# Start of Raw data

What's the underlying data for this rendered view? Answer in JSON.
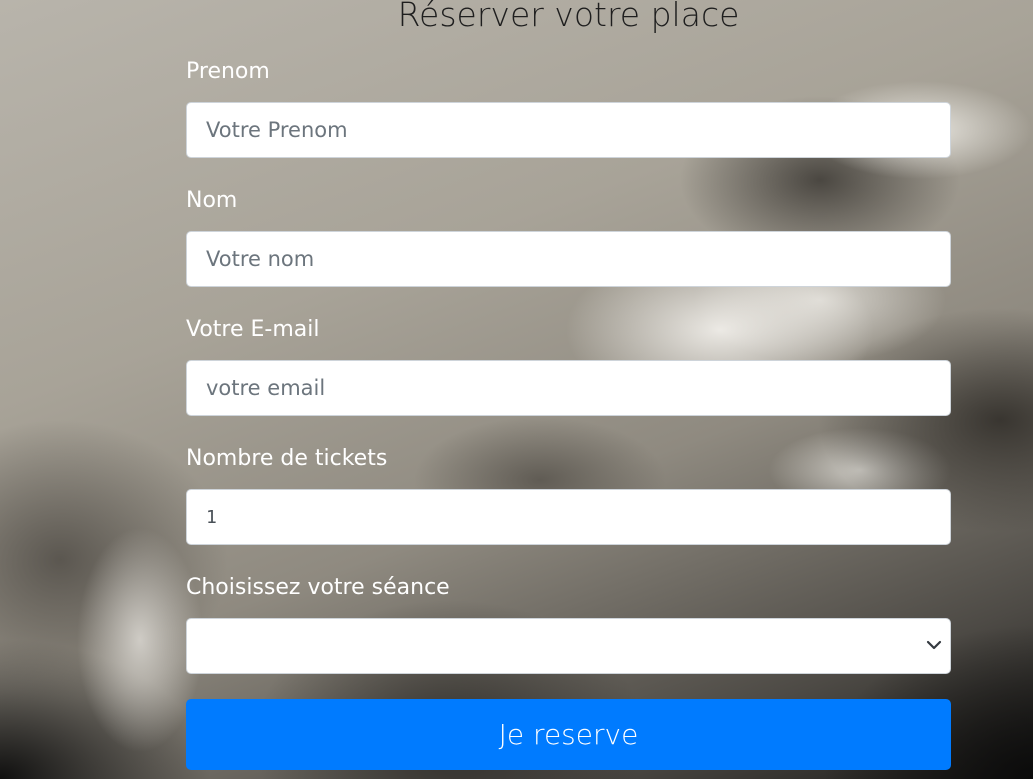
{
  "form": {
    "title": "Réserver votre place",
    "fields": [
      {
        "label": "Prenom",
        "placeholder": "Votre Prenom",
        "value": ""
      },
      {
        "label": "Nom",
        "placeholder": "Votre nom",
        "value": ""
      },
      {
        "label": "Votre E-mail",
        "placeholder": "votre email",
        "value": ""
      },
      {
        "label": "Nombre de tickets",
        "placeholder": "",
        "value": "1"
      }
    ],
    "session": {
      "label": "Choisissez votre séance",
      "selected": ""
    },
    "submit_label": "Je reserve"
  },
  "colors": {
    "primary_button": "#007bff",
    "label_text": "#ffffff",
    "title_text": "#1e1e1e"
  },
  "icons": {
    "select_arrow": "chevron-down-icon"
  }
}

# End of Raw data

◆ Exercise instructions ◆
Repeat the listing verbatim. Skip the pictures.

◆ Answer for this exercise ◆
What's the underlying data for this rendered view? Answer in JSON.
{
  "form": {
    "title": "Réserver votre place",
    "fields": [
      {
        "label": "Prenom",
        "placeholder": "Votre Prenom",
        "value": ""
      },
      {
        "label": "Nom",
        "placeholder": "Votre nom",
        "value": ""
      },
      {
        "label": "Votre E-mail",
        "placeholder": "votre email",
        "value": ""
      },
      {
        "label": "Nombre de tickets",
        "placeholder": "",
        "value": "1"
      }
    ],
    "session": {
      "label": "Choisissez votre séance",
      "selected": ""
    },
    "submit_label": "Je reserve"
  },
  "colors": {
    "primary_button": "#007bff",
    "label_text": "#ffffff",
    "title_text": "#1e1e1e"
  },
  "icons": {
    "select_arrow": "chevron-down-icon"
  }
}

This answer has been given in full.